**What this task involves:** Look through the material below. Copy every line with the string "sobre" in it.

**Data in this exercise:**
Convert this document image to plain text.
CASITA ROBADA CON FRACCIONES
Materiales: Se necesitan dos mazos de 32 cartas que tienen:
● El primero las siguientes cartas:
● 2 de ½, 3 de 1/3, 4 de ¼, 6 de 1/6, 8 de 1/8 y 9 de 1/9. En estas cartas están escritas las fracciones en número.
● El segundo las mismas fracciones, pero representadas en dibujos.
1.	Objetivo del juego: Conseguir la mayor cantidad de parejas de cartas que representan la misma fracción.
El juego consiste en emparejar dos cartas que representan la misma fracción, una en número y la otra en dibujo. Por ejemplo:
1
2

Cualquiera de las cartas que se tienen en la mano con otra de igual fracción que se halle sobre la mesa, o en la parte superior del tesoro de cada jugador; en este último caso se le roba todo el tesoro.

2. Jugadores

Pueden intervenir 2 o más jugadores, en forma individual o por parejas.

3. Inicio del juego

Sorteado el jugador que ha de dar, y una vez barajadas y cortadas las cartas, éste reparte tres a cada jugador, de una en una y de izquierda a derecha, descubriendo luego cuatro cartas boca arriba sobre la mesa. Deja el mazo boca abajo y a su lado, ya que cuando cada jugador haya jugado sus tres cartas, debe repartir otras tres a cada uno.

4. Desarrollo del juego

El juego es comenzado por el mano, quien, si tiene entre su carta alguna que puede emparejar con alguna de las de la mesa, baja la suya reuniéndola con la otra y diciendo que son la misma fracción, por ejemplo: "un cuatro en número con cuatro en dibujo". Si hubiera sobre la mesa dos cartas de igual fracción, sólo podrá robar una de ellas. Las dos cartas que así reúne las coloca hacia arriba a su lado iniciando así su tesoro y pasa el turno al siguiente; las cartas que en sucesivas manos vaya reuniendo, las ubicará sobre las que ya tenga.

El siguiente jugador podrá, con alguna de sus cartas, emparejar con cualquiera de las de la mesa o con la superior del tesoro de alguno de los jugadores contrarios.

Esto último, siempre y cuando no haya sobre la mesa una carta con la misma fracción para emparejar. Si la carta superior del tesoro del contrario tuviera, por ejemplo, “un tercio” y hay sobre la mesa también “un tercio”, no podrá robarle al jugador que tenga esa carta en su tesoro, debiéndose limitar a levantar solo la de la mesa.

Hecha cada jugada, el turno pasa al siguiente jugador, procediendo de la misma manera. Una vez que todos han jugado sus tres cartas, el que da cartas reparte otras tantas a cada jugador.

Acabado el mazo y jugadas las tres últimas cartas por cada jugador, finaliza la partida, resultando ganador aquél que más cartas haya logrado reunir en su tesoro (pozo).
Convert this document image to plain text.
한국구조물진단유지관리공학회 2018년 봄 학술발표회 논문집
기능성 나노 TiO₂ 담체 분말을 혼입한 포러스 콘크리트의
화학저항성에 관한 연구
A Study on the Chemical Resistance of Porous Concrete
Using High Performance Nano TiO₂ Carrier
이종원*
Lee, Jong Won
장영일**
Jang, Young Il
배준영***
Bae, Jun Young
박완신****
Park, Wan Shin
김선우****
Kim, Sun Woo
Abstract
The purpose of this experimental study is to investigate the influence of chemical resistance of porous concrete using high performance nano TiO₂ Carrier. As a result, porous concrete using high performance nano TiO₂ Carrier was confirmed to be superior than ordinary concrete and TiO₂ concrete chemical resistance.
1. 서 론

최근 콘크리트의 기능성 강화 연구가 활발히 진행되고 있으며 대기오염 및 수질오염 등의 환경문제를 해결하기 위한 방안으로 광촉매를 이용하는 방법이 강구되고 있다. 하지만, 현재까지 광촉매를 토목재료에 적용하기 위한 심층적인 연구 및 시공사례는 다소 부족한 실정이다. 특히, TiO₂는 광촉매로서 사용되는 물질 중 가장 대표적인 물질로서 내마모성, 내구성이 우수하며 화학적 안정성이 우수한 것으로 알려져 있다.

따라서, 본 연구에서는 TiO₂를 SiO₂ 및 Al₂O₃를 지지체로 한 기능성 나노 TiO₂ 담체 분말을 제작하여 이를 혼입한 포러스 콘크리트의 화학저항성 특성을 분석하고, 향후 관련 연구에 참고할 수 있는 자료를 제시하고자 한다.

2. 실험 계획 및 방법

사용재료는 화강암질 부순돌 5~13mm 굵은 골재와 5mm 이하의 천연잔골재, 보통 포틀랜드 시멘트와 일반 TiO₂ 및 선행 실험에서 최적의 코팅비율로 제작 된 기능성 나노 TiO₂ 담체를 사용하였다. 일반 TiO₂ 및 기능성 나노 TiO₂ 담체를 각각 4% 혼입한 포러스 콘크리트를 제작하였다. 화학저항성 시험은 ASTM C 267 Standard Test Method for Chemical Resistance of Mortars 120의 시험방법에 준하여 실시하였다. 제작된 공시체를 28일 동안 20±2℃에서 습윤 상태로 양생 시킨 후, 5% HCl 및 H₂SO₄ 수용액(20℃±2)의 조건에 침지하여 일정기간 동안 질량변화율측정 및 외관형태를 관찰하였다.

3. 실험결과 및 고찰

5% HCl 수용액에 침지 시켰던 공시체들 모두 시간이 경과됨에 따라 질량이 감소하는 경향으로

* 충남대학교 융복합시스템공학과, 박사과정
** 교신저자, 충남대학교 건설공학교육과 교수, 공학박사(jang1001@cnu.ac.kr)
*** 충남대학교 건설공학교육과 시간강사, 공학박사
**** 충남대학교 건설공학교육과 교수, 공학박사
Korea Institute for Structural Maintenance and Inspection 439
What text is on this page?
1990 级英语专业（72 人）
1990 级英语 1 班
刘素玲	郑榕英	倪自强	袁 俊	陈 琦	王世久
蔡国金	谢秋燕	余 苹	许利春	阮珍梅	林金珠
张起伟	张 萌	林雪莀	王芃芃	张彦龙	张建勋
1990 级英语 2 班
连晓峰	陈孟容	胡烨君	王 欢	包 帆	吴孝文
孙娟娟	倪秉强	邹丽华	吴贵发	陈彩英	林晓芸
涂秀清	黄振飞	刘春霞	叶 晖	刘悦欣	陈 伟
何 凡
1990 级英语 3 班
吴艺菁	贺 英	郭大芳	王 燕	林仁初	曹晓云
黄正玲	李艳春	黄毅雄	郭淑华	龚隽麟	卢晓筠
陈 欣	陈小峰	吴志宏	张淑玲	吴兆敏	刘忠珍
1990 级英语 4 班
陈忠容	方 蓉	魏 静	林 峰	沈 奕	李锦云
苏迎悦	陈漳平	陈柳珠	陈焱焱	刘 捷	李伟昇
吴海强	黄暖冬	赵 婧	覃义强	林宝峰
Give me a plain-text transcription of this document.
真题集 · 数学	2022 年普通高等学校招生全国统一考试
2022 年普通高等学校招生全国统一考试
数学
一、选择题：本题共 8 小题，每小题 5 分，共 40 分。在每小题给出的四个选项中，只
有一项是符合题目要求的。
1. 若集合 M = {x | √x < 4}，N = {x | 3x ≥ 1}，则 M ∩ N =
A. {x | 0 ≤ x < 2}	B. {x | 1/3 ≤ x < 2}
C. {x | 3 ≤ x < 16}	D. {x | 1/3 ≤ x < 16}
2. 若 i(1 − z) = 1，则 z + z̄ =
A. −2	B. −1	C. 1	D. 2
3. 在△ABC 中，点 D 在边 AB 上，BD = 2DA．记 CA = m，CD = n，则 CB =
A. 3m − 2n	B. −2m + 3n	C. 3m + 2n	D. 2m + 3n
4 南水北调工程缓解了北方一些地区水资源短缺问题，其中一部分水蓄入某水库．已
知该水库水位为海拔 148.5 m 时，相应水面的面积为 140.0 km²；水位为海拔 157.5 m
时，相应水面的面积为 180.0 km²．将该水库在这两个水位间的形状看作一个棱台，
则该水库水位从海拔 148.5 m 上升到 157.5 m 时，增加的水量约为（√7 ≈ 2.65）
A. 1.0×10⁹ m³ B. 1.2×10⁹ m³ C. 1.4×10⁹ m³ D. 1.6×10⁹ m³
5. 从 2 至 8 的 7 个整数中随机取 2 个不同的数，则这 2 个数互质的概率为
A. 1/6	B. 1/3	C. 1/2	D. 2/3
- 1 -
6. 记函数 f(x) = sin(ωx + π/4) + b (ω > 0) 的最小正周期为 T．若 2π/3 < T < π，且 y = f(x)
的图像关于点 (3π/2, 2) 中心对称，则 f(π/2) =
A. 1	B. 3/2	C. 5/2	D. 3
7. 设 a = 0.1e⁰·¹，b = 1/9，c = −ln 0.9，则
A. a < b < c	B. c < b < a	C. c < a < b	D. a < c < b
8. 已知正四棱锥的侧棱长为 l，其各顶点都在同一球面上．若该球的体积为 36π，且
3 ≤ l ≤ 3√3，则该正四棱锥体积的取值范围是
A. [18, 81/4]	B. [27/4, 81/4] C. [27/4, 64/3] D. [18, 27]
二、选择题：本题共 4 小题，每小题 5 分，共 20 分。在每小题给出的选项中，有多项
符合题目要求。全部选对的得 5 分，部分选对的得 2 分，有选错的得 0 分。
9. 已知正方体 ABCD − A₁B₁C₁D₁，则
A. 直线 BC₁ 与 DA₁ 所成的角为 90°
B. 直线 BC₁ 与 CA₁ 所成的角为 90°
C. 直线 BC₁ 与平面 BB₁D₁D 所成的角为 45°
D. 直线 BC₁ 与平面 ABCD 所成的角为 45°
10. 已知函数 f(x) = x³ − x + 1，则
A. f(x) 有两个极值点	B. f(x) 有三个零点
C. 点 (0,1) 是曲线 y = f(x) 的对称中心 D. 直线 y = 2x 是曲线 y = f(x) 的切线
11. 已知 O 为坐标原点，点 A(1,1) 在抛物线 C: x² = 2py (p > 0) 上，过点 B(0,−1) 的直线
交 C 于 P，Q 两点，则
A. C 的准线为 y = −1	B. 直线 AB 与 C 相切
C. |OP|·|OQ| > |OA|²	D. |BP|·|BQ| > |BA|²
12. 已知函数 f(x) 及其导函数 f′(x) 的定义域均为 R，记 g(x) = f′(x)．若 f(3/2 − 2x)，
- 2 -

**Finished task:**
Cualquiera de las cartas que se tienen en la mano con otra de igual fracción que se halle sobre la mesa, o en la parte superior del tesoro de cada jugador; en este último caso se le roba todo el tesoro.
Sorteado el jugador que ha de dar, y una vez barajadas y cortadas las cartas, éste reparte tres a cada jugador, de una en una y de izquierda a derecha, descubriendo luego cuatro cartas boca arriba sobre la mesa. Deja el mazo boca abajo y a su lado, ya que cuando cada jugador haya jugado sus tres cartas, debe repartir otras tres a cada uno.
El juego es comenzado por el mano, quien, si tiene entre su carta alguna que puede emparejar con alguna de las de la mesa, baja la suya reuniéndola con la otra y diciendo que son la misma fracción, por ejemplo: "un cuatro en número con cuatro en dibujo". Si hubiera sobre la mesa dos cartas de igual fracción, sólo podrá robar una de ellas. Las dos cartas que así reúne las coloca hacia arriba a su lado iniciando así su tesoro y pasa el turno al siguiente; las cartas que en sucesivas manos vaya reuniendo, las ubicará sobre las que ya tenga.
Esto último, siempre y cuando no haya sobre la mesa una carta con la misma fracción para emparejar. Si la carta superior del tesoro del contrario tuviera, por ejemplo, “un tercio” y hay sobre la mesa también “un tercio”, no podrá robarle al jugador que tenga esa carta en su tesoro, debiéndose limitar a levantar solo la de la mesa.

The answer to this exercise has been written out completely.